• **Document passage**
········

Old Fashioned Murder

Episode 38 – Old Fashioned Murder

The thirty seventh episode of Columbo was titled Old Fashioned Murder and was the second episode of the show’s sixth season. Faced with the loss of her life’s work, a museum curator turns on those closest to her. In this podcast Gerry and Iain look at the impact of an emotional story.

 

 

There was a familiar face opposite Columbo in this episode as Joyce Van Patten returned to the show after a small role in Season Four’s Negative Reaction. Playing Ruth Lytton, curator of the family museum, she turns to murder after her brother Edward (Tim O’Connor) suggests that the financially prudent course of action is to sell the museum and its contents. Caught up in her plot is Milton Shaeffer, a security guard played by the episode’s writer Peter S. Feibleman.

 

Oscar winner Celeste Holm as Lytton’s sister, Mrs. Brandt, offers a melodramatic distraction, while Jeannie Berlin‘s Janie Brant is the victim of Ruth’s attempted framing, despite an apparently close relationship between the two women. Jess Osuna appears as Tim Shaeffer – brother of Milton and having an extra-marital affair with Janie – while Jon Miller also appears as the creatively-named Sergeant Miller.

········

• **Data shown**

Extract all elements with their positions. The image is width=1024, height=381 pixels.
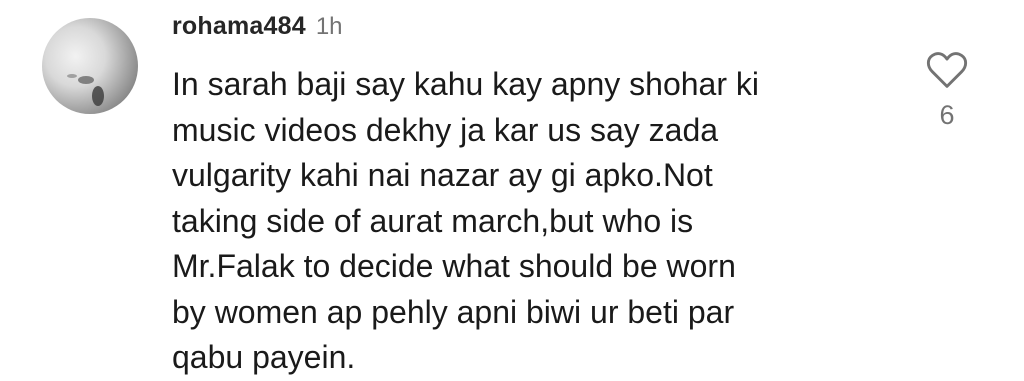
timestamp[interactable]: 1h [316, 13, 343, 41]
like-section: 6 [922, 50, 972, 131]
like-count: 6 [939, 100, 955, 130]
avatar[interactable] [42, 18, 138, 114]
avatar-image [67, 74, 104, 106]
comment-item: rohama484 1h In sarah baji say kahu kay … [0, 0, 1024, 375]
comment-header: rohama484 1h [172, 12, 343, 48]
heart-outline-icon[interactable] [925, 50, 969, 90]
comment-text: In sarah baji say kahu kay apny shohar k… [172, 66, 759, 375]
username[interactable]: rohama484 [172, 12, 306, 41]
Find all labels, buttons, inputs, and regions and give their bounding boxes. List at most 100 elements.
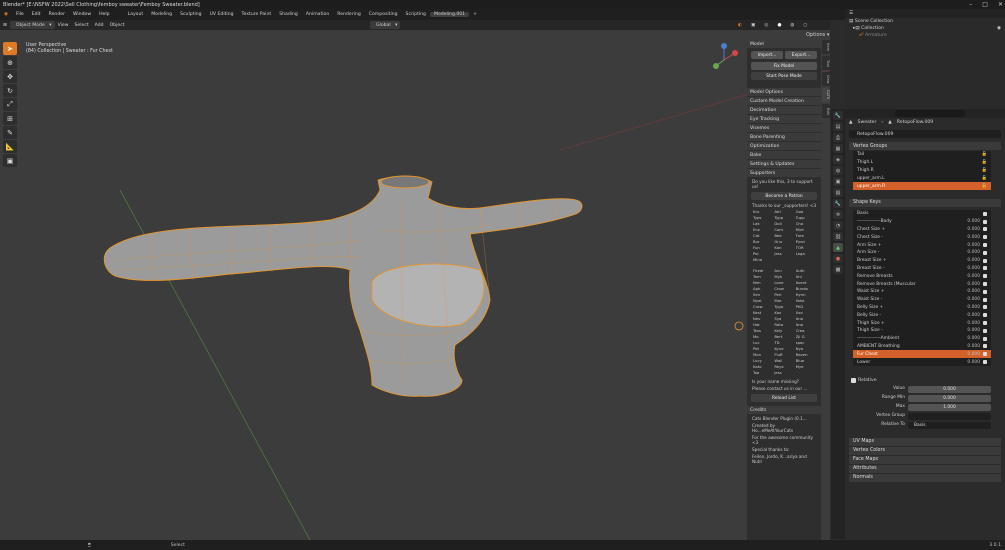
supporter-item[interactable]: Bur [753, 239, 772, 244]
export-button[interactable]: Export... [785, 51, 817, 59]
checkbox-icon[interactable] [983, 235, 987, 240]
supporter-item[interactable]: Doll [774, 221, 793, 226]
vertex-group-field[interactable] [908, 412, 991, 420]
section-custom-model[interactable]: Custom Model Creation [747, 97, 821, 105]
supporter-item[interactable]: Mar [774, 298, 793, 303]
supporter-item[interactable]: Enz [753, 227, 772, 232]
mesh-data-icon[interactable]: ▲ [833, 243, 843, 252]
select-tool-icon[interactable]: ➤ [3, 42, 17, 55]
shape-key-row[interactable]: Waist Size + 0.000 [853, 288, 991, 296]
tool-props-icon[interactable]: 🔧 [833, 111, 843, 120]
supporter-item[interactable]: Nyal [753, 298, 772, 303]
supporter-item[interactable]: Lone [774, 280, 793, 285]
shape-key-row[interactable]: Chest Size + 0.000 [853, 226, 991, 234]
normals-header[interactable]: Normals [849, 473, 1001, 482]
options-dropdown[interactable]: Options ▾ [806, 32, 829, 38]
supporter-item[interactable]: Fluff [774, 352, 793, 357]
workspace-tab[interactable]: Shading [275, 12, 302, 17]
supporter-item[interactable]: Tupp [796, 215, 815, 220]
shape-key-row[interactable]: Fur Chest 0.000 [853, 350, 991, 359]
supporter-item[interactable]: Com [774, 227, 793, 232]
supporter-item[interactable]: Atri [774, 209, 793, 214]
shape-key-row[interactable]: Thigh Size + 0.000 [853, 319, 991, 327]
supporter-item[interactable]: Crow [753, 304, 772, 309]
annotate-tool-icon[interactable]: ✎ [3, 126, 17, 139]
checkbox-icon[interactable] [983, 250, 987, 255]
transform-tool-icon[interactable]: ⊞ [3, 112, 17, 125]
supporter-item[interactable]: Tom [753, 274, 772, 279]
scale-tool-icon[interactable]: ⤢ [3, 98, 17, 111]
add-cube-tool-icon[interactable]: ▣ [3, 154, 17, 167]
supporter-item[interactable]: Wall [774, 358, 793, 363]
checkbox-icon[interactable] [983, 328, 987, 333]
menu-render[interactable]: Render [45, 12, 69, 17]
shape-key-value[interactable]: 0.000 [967, 266, 980, 271]
supporter-item[interactable]: Ana [796, 316, 815, 321]
workspace-tab[interactable]: Texture Paint [238, 12, 276, 17]
render-props-icon[interactable]: ▤ [833, 122, 843, 131]
shape-key-value[interactable]: 0.000 [967, 297, 980, 302]
shape-key-row[interactable]: ---------------Ambient 0.000 [853, 335, 991, 343]
supporter-item[interactable]: Raven [796, 352, 815, 357]
tab-edit[interactable]: Edit [822, 104, 830, 118]
supporter-item[interactable]: Cha [796, 221, 815, 226]
supporter-item[interactable]: Bert [774, 334, 793, 339]
world-props-icon[interactable]: ◍ [833, 166, 843, 175]
supporter-item[interactable]: Blue [796, 358, 815, 363]
supporter-item[interactable]: Typp [774, 215, 793, 220]
reload-list-button[interactable]: Reload List [751, 394, 817, 402]
supporter-item[interactable]: Lega [796, 251, 815, 256]
shape-key-row[interactable]: Remove Breasts 0.000 [853, 272, 991, 280]
menu-file[interactable]: File [12, 12, 28, 17]
shape-key-value[interactable]: 0.000 [967, 305, 980, 310]
relative-checkbox[interactable]: Relative [845, 377, 1005, 383]
supporter-item[interactable]: Kan [774, 245, 793, 250]
supporter-item[interactable]: Zji G [796, 334, 815, 339]
supporter-item[interactable]: Hat [753, 322, 772, 327]
workspace-tab[interactable]: Scripting [402, 12, 430, 17]
supporter-item[interactable]: Rata [774, 322, 793, 327]
section-bone-parenting[interactable]: Bone Parenting [747, 133, 821, 141]
supporter-item[interactable]: Nim [753, 280, 772, 285]
physics-props-icon[interactable]: ◔ [833, 221, 843, 230]
checkbox-icon[interactable] [983, 211, 987, 216]
section-model-options[interactable]: Model Options [747, 88, 821, 96]
section-decimation[interactable]: Decimation [747, 106, 821, 114]
shape-key-row[interactable]: Remove Breasts (Muscular 0.000 [853, 280, 991, 288]
shape-key-row[interactable]: ---------------Body 0.000 [853, 218, 991, 226]
checkbox-icon[interactable] [983, 219, 987, 224]
supporter-item[interactable]: Nya [796, 346, 815, 351]
supporter-item[interactable]: Kato [753, 364, 772, 369]
props-search-input[interactable] [895, 110, 965, 117]
rotate-tool-icon[interactable]: ↻ [3, 84, 17, 97]
supporter-item[interactable]: Mon [753, 352, 772, 357]
particles-props-icon[interactable]: ✲ [833, 210, 843, 219]
workspace-tab[interactable]: Modeling [147, 12, 176, 17]
supporter-item[interactable]: PKG [796, 304, 815, 309]
checkbox-icon[interactable] [983, 227, 987, 232]
supporter-item[interactable]: Nev [753, 316, 772, 321]
supporter-item[interactable]: Kely [774, 328, 793, 333]
supporter-item[interactable]: Typs [753, 215, 772, 220]
collection-props-icon[interactable]: ▣ [833, 177, 843, 186]
lock-icon[interactable]: 🔓 [982, 184, 987, 189]
workspace-tab-active[interactable]: Modeling.001 [429, 12, 470, 17]
checkbox-icon[interactable] [983, 297, 987, 302]
shape-key-value[interactable]: 0.000 [967, 321, 980, 326]
supporter-item[interactable]: Tyga [774, 304, 793, 309]
workspace-tab[interactable]: UV Editing [206, 12, 238, 17]
checkbox-icon[interactable] [983, 321, 987, 326]
import-button[interactable]: Import... [751, 51, 783, 59]
vertex-groups-header[interactable]: Vertex Groups [849, 142, 1001, 150]
tab-tool[interactable]: Tool [822, 56, 830, 70]
supporter-item[interactable]: Kru [753, 209, 772, 214]
mode-select[interactable]: Object Mode ▾ [9, 21, 55, 29]
gizmo-axes[interactable] [713, 43, 738, 69]
menu-object[interactable]: Object [107, 23, 128, 28]
render-shading-icon[interactable]: ○ [800, 23, 810, 28]
xray-icon[interactable]: ▣ [748, 23, 758, 28]
section-bake[interactable]: Bake [747, 151, 821, 159]
shape-key-value[interactable]: 0.000 [967, 336, 980, 341]
maximize-icon[interactable]: □ [982, 1, 988, 8]
supporter-item[interactable]: Kyne [774, 346, 793, 351]
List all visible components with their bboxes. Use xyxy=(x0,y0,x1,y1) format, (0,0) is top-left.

········

• **Do this**
Answer these questions from the piece on Old Fashioned Murder above:
1. In which season of Columbo did the episode air?
2. Which actress plays Ruth Lytton, and in which earlier episode did she have a small role?
3. Who wrote the episode, and what role does he play in it?

• **The completed task**
1. The sixth season, as its second episode.
2. Joyce Van Patten, who had a small role in Season Four's Negative Reaction.
3. Peter S. Feibleman, who plays Milton Shaeffer, a security guard.